Recorded data:
_ _ _ _ _ _ _

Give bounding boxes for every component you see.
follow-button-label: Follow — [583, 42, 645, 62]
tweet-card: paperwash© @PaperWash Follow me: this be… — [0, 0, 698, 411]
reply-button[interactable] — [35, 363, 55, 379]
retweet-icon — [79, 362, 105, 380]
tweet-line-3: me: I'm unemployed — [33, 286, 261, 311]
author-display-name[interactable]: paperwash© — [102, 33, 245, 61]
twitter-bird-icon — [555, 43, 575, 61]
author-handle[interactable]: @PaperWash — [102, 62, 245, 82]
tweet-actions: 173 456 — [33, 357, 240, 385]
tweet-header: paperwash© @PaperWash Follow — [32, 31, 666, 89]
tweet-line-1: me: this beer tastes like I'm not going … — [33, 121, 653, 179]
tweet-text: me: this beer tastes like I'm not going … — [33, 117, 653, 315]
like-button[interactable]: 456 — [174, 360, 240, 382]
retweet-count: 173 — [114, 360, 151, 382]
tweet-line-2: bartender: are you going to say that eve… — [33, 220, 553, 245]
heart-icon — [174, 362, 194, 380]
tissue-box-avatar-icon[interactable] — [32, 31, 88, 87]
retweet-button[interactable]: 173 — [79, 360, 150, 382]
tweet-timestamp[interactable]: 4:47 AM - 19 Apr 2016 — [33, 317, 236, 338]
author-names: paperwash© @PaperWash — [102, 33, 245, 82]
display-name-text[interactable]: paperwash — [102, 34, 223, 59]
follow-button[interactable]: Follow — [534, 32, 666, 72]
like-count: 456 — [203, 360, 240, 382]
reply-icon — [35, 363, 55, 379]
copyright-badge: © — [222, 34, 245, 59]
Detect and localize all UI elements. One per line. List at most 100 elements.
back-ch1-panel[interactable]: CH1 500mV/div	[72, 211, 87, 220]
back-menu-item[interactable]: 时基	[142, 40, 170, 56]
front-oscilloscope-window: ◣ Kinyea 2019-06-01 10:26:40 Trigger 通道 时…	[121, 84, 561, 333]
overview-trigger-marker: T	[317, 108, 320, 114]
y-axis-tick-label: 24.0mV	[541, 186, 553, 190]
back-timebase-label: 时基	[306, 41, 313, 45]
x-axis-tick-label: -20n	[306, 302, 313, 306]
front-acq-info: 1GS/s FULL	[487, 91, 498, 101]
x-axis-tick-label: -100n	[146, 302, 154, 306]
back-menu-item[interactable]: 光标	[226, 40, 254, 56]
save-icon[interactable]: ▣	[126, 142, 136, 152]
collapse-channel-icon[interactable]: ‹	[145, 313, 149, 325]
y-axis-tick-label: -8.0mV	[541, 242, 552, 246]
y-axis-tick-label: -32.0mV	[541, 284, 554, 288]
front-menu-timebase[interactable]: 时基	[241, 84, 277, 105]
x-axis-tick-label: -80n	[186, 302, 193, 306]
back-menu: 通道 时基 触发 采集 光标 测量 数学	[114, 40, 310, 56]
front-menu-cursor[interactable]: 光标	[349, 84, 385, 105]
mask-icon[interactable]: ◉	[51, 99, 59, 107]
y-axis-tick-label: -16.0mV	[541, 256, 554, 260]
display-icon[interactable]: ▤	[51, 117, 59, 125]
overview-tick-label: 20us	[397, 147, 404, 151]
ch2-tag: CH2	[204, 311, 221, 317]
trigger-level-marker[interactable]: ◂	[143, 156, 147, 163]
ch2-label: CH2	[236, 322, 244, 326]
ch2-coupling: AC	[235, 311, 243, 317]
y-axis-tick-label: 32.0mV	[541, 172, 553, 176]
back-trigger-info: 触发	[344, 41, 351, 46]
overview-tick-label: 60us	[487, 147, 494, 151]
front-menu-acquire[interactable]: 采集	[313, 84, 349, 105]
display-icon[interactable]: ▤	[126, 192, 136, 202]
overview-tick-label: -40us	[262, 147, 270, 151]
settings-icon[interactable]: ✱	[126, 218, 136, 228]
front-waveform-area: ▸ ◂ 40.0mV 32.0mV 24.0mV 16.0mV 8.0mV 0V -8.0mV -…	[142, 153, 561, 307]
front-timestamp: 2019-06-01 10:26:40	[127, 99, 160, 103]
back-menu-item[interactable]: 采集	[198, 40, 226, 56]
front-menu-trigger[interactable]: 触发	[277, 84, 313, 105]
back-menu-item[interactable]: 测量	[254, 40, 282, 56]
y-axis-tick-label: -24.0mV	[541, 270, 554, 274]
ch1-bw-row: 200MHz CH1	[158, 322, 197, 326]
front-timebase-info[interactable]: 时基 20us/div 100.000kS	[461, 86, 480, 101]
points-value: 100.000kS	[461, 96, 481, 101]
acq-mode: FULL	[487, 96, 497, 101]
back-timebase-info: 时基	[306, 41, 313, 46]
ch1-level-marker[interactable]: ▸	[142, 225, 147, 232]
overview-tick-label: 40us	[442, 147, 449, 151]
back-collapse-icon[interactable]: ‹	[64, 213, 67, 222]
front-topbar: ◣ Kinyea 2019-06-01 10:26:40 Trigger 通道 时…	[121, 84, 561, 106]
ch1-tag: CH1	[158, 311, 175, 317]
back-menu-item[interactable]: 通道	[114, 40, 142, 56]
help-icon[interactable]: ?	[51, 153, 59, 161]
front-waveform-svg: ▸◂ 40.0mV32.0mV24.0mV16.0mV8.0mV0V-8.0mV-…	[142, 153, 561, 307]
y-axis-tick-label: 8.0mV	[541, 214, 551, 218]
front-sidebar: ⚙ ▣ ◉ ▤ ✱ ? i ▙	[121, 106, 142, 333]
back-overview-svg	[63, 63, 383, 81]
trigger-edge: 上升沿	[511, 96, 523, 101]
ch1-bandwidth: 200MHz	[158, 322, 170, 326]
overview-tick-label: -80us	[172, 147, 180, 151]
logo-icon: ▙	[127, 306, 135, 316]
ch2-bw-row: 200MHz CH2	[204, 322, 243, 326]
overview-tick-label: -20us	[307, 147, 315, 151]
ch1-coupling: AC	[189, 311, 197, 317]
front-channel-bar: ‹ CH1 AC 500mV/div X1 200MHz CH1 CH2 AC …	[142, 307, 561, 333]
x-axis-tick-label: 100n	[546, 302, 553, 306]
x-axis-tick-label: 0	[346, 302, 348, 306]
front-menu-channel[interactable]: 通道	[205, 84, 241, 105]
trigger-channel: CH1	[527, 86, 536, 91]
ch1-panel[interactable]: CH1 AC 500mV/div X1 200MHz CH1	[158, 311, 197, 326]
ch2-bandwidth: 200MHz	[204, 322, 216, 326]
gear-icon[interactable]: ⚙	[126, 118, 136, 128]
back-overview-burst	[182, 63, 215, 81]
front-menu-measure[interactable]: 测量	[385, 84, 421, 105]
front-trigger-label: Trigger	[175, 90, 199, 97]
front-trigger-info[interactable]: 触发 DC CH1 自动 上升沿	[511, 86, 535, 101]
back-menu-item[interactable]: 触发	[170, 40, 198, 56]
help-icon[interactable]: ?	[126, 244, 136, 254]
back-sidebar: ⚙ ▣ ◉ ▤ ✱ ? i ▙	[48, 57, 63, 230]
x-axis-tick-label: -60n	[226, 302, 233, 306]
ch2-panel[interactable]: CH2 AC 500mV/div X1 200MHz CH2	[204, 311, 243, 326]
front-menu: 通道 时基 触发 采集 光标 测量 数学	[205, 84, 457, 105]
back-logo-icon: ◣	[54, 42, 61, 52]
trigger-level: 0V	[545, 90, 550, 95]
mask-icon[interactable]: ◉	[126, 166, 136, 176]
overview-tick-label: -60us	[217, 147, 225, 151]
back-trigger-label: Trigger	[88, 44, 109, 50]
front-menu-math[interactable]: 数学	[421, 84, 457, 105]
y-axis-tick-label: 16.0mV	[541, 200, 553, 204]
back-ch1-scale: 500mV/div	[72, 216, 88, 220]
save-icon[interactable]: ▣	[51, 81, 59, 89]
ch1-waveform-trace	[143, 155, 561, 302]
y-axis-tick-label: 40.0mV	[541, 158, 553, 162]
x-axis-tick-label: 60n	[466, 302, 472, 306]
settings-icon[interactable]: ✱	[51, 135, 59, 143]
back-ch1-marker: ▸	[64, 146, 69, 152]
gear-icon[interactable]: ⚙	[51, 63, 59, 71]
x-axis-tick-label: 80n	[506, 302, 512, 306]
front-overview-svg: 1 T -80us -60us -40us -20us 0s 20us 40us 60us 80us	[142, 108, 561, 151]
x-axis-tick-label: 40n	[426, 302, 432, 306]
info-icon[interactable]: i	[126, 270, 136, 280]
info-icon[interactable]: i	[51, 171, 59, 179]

_ _ _ _ _ _ _

TASK INSTRUCTIONS:
Reproduce the lines of the data above, starting at the first line of the data and ending at the line containing "copyright-badge: © — [222, 34, 245, 59]", both included.

OUTPUT FOR THIS EXERCISE:
Give bounding boxes for every component you see.
follow-button-label: Follow — [583, 42, 645, 62]
tweet-card: paperwash© @PaperWash Follow me: this be… — [0, 0, 698, 411]
reply-button[interactable] — [35, 363, 55, 379]
retweet-icon — [79, 362, 105, 380]
tweet-line-3: me: I'm unemployed — [33, 286, 261, 311]
author-display-name[interactable]: paperwash© — [102, 33, 245, 61]
twitter-bird-icon — [555, 43, 575, 61]
author-handle[interactable]: @PaperWash — [102, 62, 245, 82]
tweet-actions: 173 456 — [33, 357, 240, 385]
tweet-header: paperwash© @PaperWash Follow — [32, 31, 666, 89]
tweet-line-1: me: this beer tastes like I'm not going … — [33, 121, 653, 179]
tweet-text: me: this beer tastes like I'm not going … — [33, 117, 653, 315]
like-button[interactable]: 456 — [174, 360, 240, 382]
retweet-count: 173 — [114, 360, 151, 382]
tweet-line-2: bartender: are you going to say that eve… — [33, 220, 553, 245]
heart-icon — [174, 362, 194, 380]
tissue-box-avatar-icon[interactable] — [32, 31, 88, 87]
retweet-button[interactable]: 173 — [79, 360, 150, 382]
tweet-timestamp[interactable]: 4:47 AM - 19 Apr 2016 — [33, 317, 236, 338]
author-names: paperwash© @PaperWash — [102, 33, 245, 82]
display-name-text[interactable]: paperwash — [102, 34, 223, 59]
follow-button[interactable]: Follow — [534, 32, 666, 72]
like-count: 456 — [203, 360, 240, 382]
reply-icon — [35, 363, 55, 379]
copyright-badge: © — [222, 34, 245, 59]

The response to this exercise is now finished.